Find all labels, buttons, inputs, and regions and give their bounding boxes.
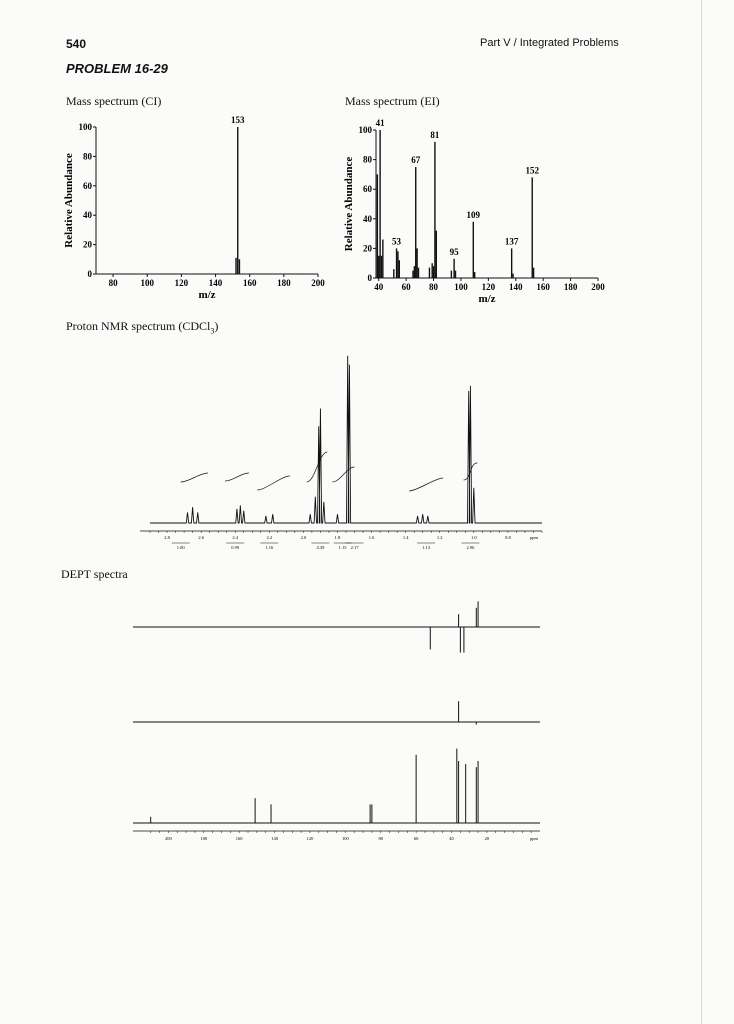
nmr-x-tick-label: 1.0 [471,535,477,540]
nmr-label-close: ) [214,319,219,333]
ms-ei-y-axis-title: Relative Abundance [343,156,355,252]
nmr-x-tick-label: 1.8 [334,535,341,540]
nmr-integral-curve [307,452,327,482]
dept-x-tick-label: ppm [529,836,539,841]
ms-ci-y-tick-label: 100 [78,122,92,132]
ms-ci-x-axis-title: m/z [198,289,216,301]
dept-x-tick-label: 20 [484,836,490,841]
ms-ci-y-tick-label: 0 [87,269,92,279]
ms-ei-x-tick-label: 180 [563,282,578,292]
nmr-integral-curve [225,473,249,481]
page-number: 540 [66,37,87,51]
nmr-x-tick-label: 2.2 [266,535,273,540]
ms-ei-y-tick-label: 20 [363,243,372,254]
ms-ei-y-tick-label: 60 [363,184,372,195]
ms-ci-y-tick-label: 60 [83,180,92,191]
nmr-x-tick-label: 1.4 [402,535,409,540]
nmr-x-tick-label: 2.4 [232,535,239,540]
ms-ei-y-tick-label: 0 [367,273,372,283]
nmr-integral-value: 1.00 [176,545,185,550]
running-head: Part V / Integrated Problems [480,37,619,49]
ms-ei-x-tick-label: 200 [591,282,605,292]
ms-ei-peak-label: 109 [466,209,481,220]
ms-ci-x-tick-label: 160 [242,278,257,288]
ms-ei-y-tick-label: 40 [363,213,372,224]
nmr-integral-curve [332,467,354,482]
nmr-integral-value: 1.13 [422,545,431,550]
nmr-integral-curve [409,478,443,491]
ms-ei-x-tick-label: 140 [509,282,523,292]
ms-ci-label: Mass spectrum (CI) [66,94,162,108]
ms-ei-peak-label: 53 [392,236,402,247]
ms-ei-x-axis-title: m/z [478,293,496,305]
nmr-x-tick-label: 2.6 [198,535,204,540]
ms-ci-x-tick-label: 180 [277,278,291,288]
nmr-x-tick-label: 2.0 [300,535,307,540]
ms-ei-x-tick-label: 60 [401,282,411,292]
ms-ei-x-tick-label: 160 [536,282,550,292]
ms-ci-y-tick-label: 20 [83,239,92,250]
ms-ci-x-tick-label: 200 [311,278,325,288]
nmr-label-text: Proton NMR spectrum (CDCl [66,319,211,333]
nmr-x-tick-label: 2.8 [164,535,170,540]
ms-ei-x-tick-label: 120 [481,282,496,292]
dept-x-tick-label: 60 [413,836,419,841]
nmr-x-tick-label: 0.8 [505,535,511,540]
nmr-integral-value: 4.39 [316,545,325,550]
ms-ei-y-tick-label: 80 [363,154,372,165]
nmr-integral-value: 0.99 [231,545,240,550]
nmr-integral-curve [257,476,289,490]
ms-ci-y-tick-label: 40 [83,210,92,221]
nmr-integral-curve [181,473,208,482]
ms-ei-peak-label: 137 [504,236,519,247]
dept-x-tick-label: 40 [449,836,454,841]
ms-ci-y-tick-label: 80 [83,151,92,162]
dept-x-tick-label: 120 [306,836,314,841]
ms-ci-x-tick-label: 140 [208,278,223,288]
ms-ei-peak-label: 152 [525,165,539,176]
nmr-x-tick-label: 1.6 [368,535,375,540]
ms-ci-x-tick-label: 100 [140,278,154,288]
nmr-integral-curve [464,463,478,480]
dept-x-tick-label: 180 [200,836,208,841]
nmr-x-tick-label: 1.2 [436,535,443,540]
nmr-integral-value: 1.15 [338,545,347,550]
dept-x-tick-label: 100 [341,836,349,841]
ms-ci-x-tick-label: 120 [174,278,189,288]
nmr-integral-value: 2.96 [466,545,475,550]
ms-ei-peak-label: 95 [449,246,459,257]
ms-ei-x-tick-label: 40 [374,282,384,292]
dept-x-tick-label: 80 [378,836,383,841]
nmr-label-subscript: 3 [210,326,215,336]
ms-ei-x-tick-label: 100 [454,282,468,292]
nmr-integral-value: 1.16 [265,545,274,550]
nmr-integral-value: 2.17 [350,545,359,550]
ms-ci-x-tick-label: 80 [108,278,118,288]
problem-title: PROBLEM 16-29 [66,61,168,76]
ms-ei-peak-label: 67 [411,155,421,165]
ms-ci-y-axis-title: Relative Abundance [63,153,75,248]
ms-ei-peak-label: 41 [375,118,385,128]
ms-ei-label: Mass spectrum (EI) [345,94,440,108]
dept-x-tick-label: 140 [271,836,278,841]
dept-x-tick-label: 200 [165,836,172,841]
dept-label: DEPT spectra [61,567,128,581]
ms-ei-peak-label: 81 [430,129,440,140]
ms-ei-x-tick-label: 80 [429,282,439,292]
nmr-trace [150,356,542,523]
dept-x-tick-label: 160 [235,836,243,841]
ms-ci-peak-label: 153 [230,115,245,125]
nmr-x-tick-label: ppm [529,535,539,540]
ms-ei-y-tick-label: 100 [358,125,372,135]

• • •

Please return all of the data above line for line and unchanged, but leave out the pictures.

▶ **PROBLEM SOLUTION**:
Find all labels, buttons, inputs, and regions and give their bounding boxes.
nmr-x-tick-label: 1.0 [471,535,477,540]
nmr-label-close: ) [214,319,219,333]
ms-ei-y-axis-title: Relative Abundance [343,156,355,252]
nmr-x-tick-label: 1.8 [334,535,341,540]
nmr-integral-curve [307,452,327,482]
dept-x-tick-label: ppm [529,836,539,841]
ms-ci-y-tick-label: 100 [78,122,92,132]
ms-ci-x-axis-title: m/z [198,289,216,301]
dept-x-tick-label: 20 [484,836,490,841]
ms-ci-y-tick-label: 0 [87,269,92,279]
ms-ei-x-tick-label: 180 [563,282,578,292]
nmr-integral-curve [225,473,249,481]
page-number: 540 [66,37,87,51]
nmr-x-tick-label: 2.2 [266,535,273,540]
ms-ei-y-tick-label: 20 [363,243,372,254]
ms-ei-y-tick-label: 60 [363,184,372,195]
ms-ci-y-tick-label: 60 [83,180,92,191]
nmr-x-tick-label: 1.4 [402,535,409,540]
nmr-x-tick-label: 2.4 [232,535,239,540]
ms-ei-y-tick-label: 0 [367,273,372,283]
nmr-integral-value: 1.00 [176,545,185,550]
running-head: Part V / Integrated Problems [480,37,619,49]
ms-ei-x-tick-label: 200 [591,282,605,292]
ms-ei-peak-label: 109 [466,209,481,220]
ms-ci-x-tick-label: 160 [242,278,257,288]
ms-ei-y-tick-label: 40 [363,213,372,224]
nmr-integral-curve [332,467,354,482]
nmr-integral-value: 1.13 [422,545,431,550]
nmr-integral-curve [409,478,443,491]
ms-ei-x-tick-label: 140 [509,282,523,292]
ms-ci-label: Mass spectrum (CI) [66,94,162,108]
ms-ei-peak-label: 53 [392,236,402,247]
ms-ei-x-axis-title: m/z [478,293,496,305]
nmr-x-tick-label: 2.6 [198,535,204,540]
ms-ci-x-tick-label: 180 [277,278,291,288]
nmr-x-tick-label: 2.0 [300,535,307,540]
ms-ei-x-tick-label: 60 [401,282,411,292]
ms-ei-x-tick-label: 160 [536,282,550,292]
ms-ci-y-tick-label: 20 [83,239,92,250]
ms-ci-x-tick-label: 200 [311,278,325,288]
nmr-label-text: Proton NMR spectrum (CDCl [66,319,211,333]
nmr-x-tick-label: 2.8 [164,535,170,540]
ms-ei-x-tick-label: 120 [481,282,496,292]
dept-x-tick-label: 60 [413,836,419,841]
nmr-x-tick-label: 0.8 [505,535,511,540]
nmr-integral-value: 4.39 [316,545,325,550]
ms-ei-y-tick-label: 80 [363,154,372,165]
nmr-integral-value: 0.99 [231,545,240,550]
nmr-integral-curve [257,476,289,490]
ms-ci-y-tick-label: 40 [83,210,92,221]
nmr-integral-curve [181,473,208,482]
ms-ei-peak-label: 137 [504,236,519,247]
dept-x-tick-label: 40 [449,836,454,841]
ms-ci-y-tick-label: 80 [83,151,92,162]
dept-x-tick-label: 120 [306,836,314,841]
ms-ci-x-tick-label: 140 [208,278,223,288]
ms-ei-peak-label: 152 [525,165,539,176]
nmr-x-tick-label: 1.6 [368,535,375,540]
ms-ci-x-tick-label: 100 [140,278,154,288]
nmr-integral-curve [464,463,478,480]
dept-x-tick-label: 180 [200,836,208,841]
nmr-x-tick-label: 1.2 [436,535,443,540]
nmr-integral-value: 1.15 [338,545,347,550]
dept-x-tick-label: 100 [341,836,349,841]
ms-ci-x-tick-label: 120 [174,278,189,288]
nmr-integral-value: 2.96 [466,545,475,550]
ms-ei-peak-label: 95 [449,246,459,257]
ms-ei-x-tick-label: 40 [374,282,384,292]
dept-x-tick-label: 80 [378,836,383,841]
nmr-label-subscript: 3 [210,326,215,336]
ms-ei-x-tick-label: 100 [454,282,468,292]
nmr-integral-value: 1.16 [265,545,274,550]
nmr-integral-value: 2.17 [350,545,359,550]
ms-ci-x-tick-label: 80 [108,278,118,288]
problem-title: PROBLEM 16-29 [66,61,168,76]
ms-ei-peak-label: 67 [411,155,421,165]
ms-ci-y-axis-title: Relative Abundance [63,153,75,248]
ms-ei-peak-label: 41 [375,118,385,128]
ms-ei-label: Mass spectrum (EI) [345,94,440,108]
dept-x-tick-label: 140 [271,836,278,841]
dept-x-tick-label: 200 [165,836,172,841]
dept-label: DEPT spectra [61,567,128,581]
ms-ei-peak-label: 81 [430,129,440,140]
ms-ei-x-tick-label: 80 [429,282,439,292]
nmr-trace [150,356,542,523]
dept-x-tick-label: 160 [235,836,243,841]
ms-ci-peak-label: 153 [230,115,245,125]
nmr-x-tick-label: ppm [529,535,539,540]
ms-ei-y-tick-label: 100 [358,125,372,135]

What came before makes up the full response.